> **Exercise materials**
□ □ □

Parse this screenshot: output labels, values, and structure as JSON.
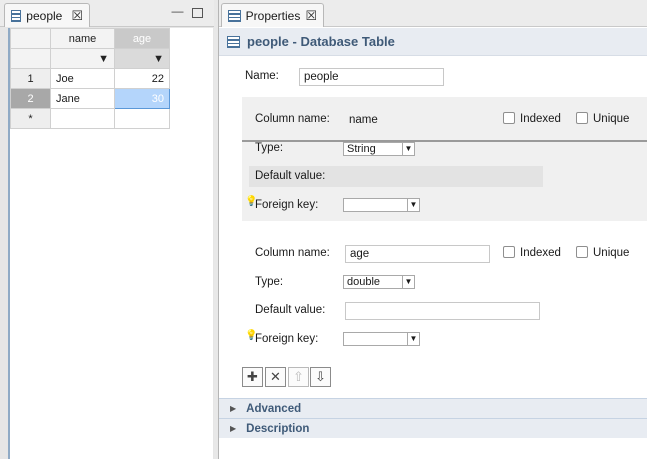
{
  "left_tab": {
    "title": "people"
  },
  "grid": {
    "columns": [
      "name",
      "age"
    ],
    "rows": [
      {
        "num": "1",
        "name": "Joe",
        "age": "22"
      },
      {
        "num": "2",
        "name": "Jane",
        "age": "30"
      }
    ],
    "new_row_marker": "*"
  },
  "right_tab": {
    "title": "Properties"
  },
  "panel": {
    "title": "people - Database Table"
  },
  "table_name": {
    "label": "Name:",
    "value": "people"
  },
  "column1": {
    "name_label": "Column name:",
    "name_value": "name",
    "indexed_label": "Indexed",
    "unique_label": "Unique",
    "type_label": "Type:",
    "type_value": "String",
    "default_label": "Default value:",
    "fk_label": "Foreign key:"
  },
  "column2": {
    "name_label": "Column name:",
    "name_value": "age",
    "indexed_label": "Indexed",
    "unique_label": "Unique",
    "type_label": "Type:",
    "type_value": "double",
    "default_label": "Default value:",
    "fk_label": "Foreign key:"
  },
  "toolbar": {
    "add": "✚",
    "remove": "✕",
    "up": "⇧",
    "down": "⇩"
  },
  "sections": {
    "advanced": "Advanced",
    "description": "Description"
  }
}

□ □ □

> **Problem**
Extract the entries in full, exactly as they are, minus the pictures.

> **The response**
Parse this screenshot: output labels, values, and structure as JSON.
{
  "left_tab": {
    "title": "people"
  },
  "grid": {
    "columns": [
      "name",
      "age"
    ],
    "rows": [
      {
        "num": "1",
        "name": "Joe",
        "age": "22"
      },
      {
        "num": "2",
        "name": "Jane",
        "age": "30"
      }
    ],
    "new_row_marker": "*"
  },
  "right_tab": {
    "title": "Properties"
  },
  "panel": {
    "title": "people - Database Table"
  },
  "table_name": {
    "label": "Name:",
    "value": "people"
  },
  "column1": {
    "name_label": "Column name:",
    "name_value": "name",
    "indexed_label": "Indexed",
    "unique_label": "Unique",
    "type_label": "Type:",
    "type_value": "String",
    "default_label": "Default value:",
    "fk_label": "Foreign key:"
  },
  "column2": {
    "name_label": "Column name:",
    "name_value": "age",
    "indexed_label": "Indexed",
    "unique_label": "Unique",
    "type_label": "Type:",
    "type_value": "double",
    "default_label": "Default value:",
    "fk_label": "Foreign key:"
  },
  "toolbar": {
    "add": "✚",
    "remove": "✕",
    "up": "⇧",
    "down": "⇩"
  },
  "sections": {
    "advanced": "Advanced",
    "description": "Description"
  }
}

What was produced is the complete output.